• **What is asked**
Repeat the material in full. Keep every line exactly as it is.

Dataset entries
::::::::
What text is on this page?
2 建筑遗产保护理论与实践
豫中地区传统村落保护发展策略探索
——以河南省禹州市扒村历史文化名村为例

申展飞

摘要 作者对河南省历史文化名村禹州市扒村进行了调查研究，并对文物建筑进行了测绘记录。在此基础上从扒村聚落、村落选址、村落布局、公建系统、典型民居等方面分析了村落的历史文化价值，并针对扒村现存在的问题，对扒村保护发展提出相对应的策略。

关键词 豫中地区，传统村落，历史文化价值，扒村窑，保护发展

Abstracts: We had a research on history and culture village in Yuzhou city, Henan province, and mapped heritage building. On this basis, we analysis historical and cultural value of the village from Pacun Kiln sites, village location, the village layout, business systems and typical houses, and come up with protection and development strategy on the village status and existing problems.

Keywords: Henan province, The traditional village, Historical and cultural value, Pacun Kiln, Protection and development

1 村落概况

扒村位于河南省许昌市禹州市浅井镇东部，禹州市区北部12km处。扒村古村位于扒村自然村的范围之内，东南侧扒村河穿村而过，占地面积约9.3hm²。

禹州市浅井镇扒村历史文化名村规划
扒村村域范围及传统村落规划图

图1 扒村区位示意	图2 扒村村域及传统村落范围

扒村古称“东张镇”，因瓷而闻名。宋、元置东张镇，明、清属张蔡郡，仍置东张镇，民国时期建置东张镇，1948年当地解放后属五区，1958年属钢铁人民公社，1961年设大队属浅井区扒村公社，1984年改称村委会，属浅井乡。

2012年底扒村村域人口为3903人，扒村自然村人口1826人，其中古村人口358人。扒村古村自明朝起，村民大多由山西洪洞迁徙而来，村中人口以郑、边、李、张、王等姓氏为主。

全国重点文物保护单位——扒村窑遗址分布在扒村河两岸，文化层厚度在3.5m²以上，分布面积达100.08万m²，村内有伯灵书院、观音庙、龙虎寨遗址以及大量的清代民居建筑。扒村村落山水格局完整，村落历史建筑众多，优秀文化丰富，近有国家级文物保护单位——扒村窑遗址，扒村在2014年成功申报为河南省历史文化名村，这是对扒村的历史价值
::::::::
• **Task result**
What text is on this page?
2 建筑遗产保护理论与实践
豫中地区传统村落保护发展策略探索
——以河南省禹州市扒村历史文化名村为例

申展飞

摘要 作者对河南省历史文化名村禹州市扒村进行了调查研究，并对文物建筑进行了测绘记录。在此基础上从扒村聚落、村落选址、村落布局、公建系统、典型民居等方面分析了村落的历史文化价值，并针对扒村现存在的问题，对扒村保护发展提出相对应的策略。

关键词 豫中地区，传统村落，历史文化价值，扒村窑，保护发展

Abstracts: We had a research on history and culture village in Yuzhou city, Henan province, and mapped heritage building. On this basis, we analysis historical and cultural value of the village from Pacun Kiln sites, village location, the village layout, business systems and typical houses, and come up with protection and development strategy on the village status and existing problems.

Keywords: Henan province, The traditional village, Historical and cultural value, Pacun Kiln, Protection and development

1 村落概况

扒村位于河南省许昌市禹州市浅井镇东部，禹州市区北部12km处。扒村古村位于扒村自然村的范围之内，东南侧扒村河穿村而过，占地面积约9.3hm²。

禹州市浅井镇扒村历史文化名村规划
扒村村域范围及传统村落规划图

图1 扒村区位示意	图2 扒村村域及传统村落范围

扒村古称“东张镇”，因瓷而闻名。宋、元置东张镇，明、清属张蔡郡，仍置东张镇，民国时期建置东张镇，1948年当地解放后属五区，1958年属钢铁人民公社，1961年设大队属浅井区扒村公社，1984年改称村委会，属浅井乡。

2012年底扒村村域人口为3903人，扒村自然村人口1826人，其中古村人口358人。扒村古村自明朝起，村民大多由山西洪洞迁徙而来，村中人口以郑、边、李、张、王等姓氏为主。

全国重点文物保护单位——扒村窑遗址分布在扒村河两岸，文化层厚度在3.5m²以上，分布面积达100.08万m²，村内有伯灵书院、观音庙、龙虎寨遗址以及大量的清代民居建筑。扒村村落山水格局完整，村落历史建筑众多，优秀文化丰富，近有国家级文物保护单位——扒村窑遗址，扒村在2014年成功申报为河南省历史文化名村，这是对扒村的历史价值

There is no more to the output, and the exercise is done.